◆ **Given text**:
--- Begin ---
The perception of procurement varies between organizations and, often, even among the various departments within the organization. In addition to aligning itself to the overall business strategy, procurement must also present itself as a valued and trusted source for all their internal stakeholders. This includes end user departments that consistently need procurement’s help. However, it can be a difficult balancing act when procurement’s focus is to cut costs, but the IT department needs specific software that’s double the price of other software on the market.
In this instance, procurement must find a way to balance their objectives and goals against their end users’ needs, while also maintaining trust and credibility in the eyes of the end user. It’s tricky, but it can be managed by taking a different line of questioning when the sourcing process is underway.
Here are some examples of how you can rephrase your line of questioning to elicit more meaningful responses, allowing you to cement yourself as a trusted resource within the organization:
1. Instead of asking, “Why do you want that (product/service/vendor)?” - Say this, “Tell me more about your decision-making process.”
Asking “why” can come across as confrontational and can evoke a defensive response. Meanwhile, asking your internal stakeholder to tell you about their process will give you more insight into their thinking and what their needs truly are. In turn, the interaction will be more positive and help procurement to be seen as a trusted department within the organization.
2. Instead of saying, “We need to minimize cost.” - Say this, “How can we maximize the outcome?”
While minimizing cost is always a key objective for procurement, it creates an illusion that you’re the frugal department that only thinks about reducing the dollar value and nothing else. Asking about maximizing the outcome reframes the discussion and allows you to get a better understanding of what is important beyond the dollar value and why that’s important to the internal stakeholder.
--- End ---
◆ **Given problem A**:
In the procurement text, what can asking "why" come across as?
◆ **Given problem B**:
Please carry on the procurement text, picking up after its final sentence.

◆ **Supplied material**:
--- Begin ---
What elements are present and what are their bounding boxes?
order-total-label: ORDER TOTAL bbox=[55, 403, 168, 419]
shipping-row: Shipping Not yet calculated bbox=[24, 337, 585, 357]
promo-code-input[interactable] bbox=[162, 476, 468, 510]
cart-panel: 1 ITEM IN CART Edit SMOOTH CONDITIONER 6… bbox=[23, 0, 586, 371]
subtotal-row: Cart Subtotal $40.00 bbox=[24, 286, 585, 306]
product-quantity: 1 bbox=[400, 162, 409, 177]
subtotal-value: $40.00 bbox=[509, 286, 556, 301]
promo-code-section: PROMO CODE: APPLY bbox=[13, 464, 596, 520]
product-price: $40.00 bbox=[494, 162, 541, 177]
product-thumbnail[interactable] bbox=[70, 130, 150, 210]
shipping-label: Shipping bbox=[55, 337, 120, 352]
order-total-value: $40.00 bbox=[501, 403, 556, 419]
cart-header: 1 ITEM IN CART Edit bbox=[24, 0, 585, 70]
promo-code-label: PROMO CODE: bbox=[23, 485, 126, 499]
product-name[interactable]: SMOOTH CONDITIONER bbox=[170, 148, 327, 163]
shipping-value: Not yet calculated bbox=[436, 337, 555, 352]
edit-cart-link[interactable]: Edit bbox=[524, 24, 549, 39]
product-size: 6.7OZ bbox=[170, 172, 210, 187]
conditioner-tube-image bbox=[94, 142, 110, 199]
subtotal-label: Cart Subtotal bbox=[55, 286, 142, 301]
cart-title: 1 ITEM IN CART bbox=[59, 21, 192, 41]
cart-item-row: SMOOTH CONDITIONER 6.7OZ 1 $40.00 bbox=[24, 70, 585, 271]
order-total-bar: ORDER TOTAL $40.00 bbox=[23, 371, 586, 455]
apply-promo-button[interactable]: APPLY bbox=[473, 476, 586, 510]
--- End ---
◆ **Written reply A**:
It can come across as confrontational and can evoke a defensive response.

◆ **Written reply B**:
3. Instead of asking, “What workarounds have you created?” - Say this, “Tell me more about your current process.”
Shooting straight to the “workarounds” doesn’t offer any insight into the overall operational process. Asking the stakeholder to detail their current process provides procurement with greater knowledge into the department’s operations and overall needs.
4. Instead of asking, “Why do you prefer multiple suppliers as part of buying?” - Say this, “What challenges do you foresee if we move to a single supplier?”
Asking the internal stakeholder what challenges they foresee is a great way to make them feel more involved in the process, as you’re asking them for their input instead of mandating a change of course. From procurement’s perspective, it provides you with more knowledge as to why there are multiple suppliers to begin with and what obstacles (or lack thereof) the stakeholder could potentially face if the supplier base was reduced to one.
5. Instead of asking, “Where/how can procurement help?” - Say this, “What are your key challenges and accomplishments?”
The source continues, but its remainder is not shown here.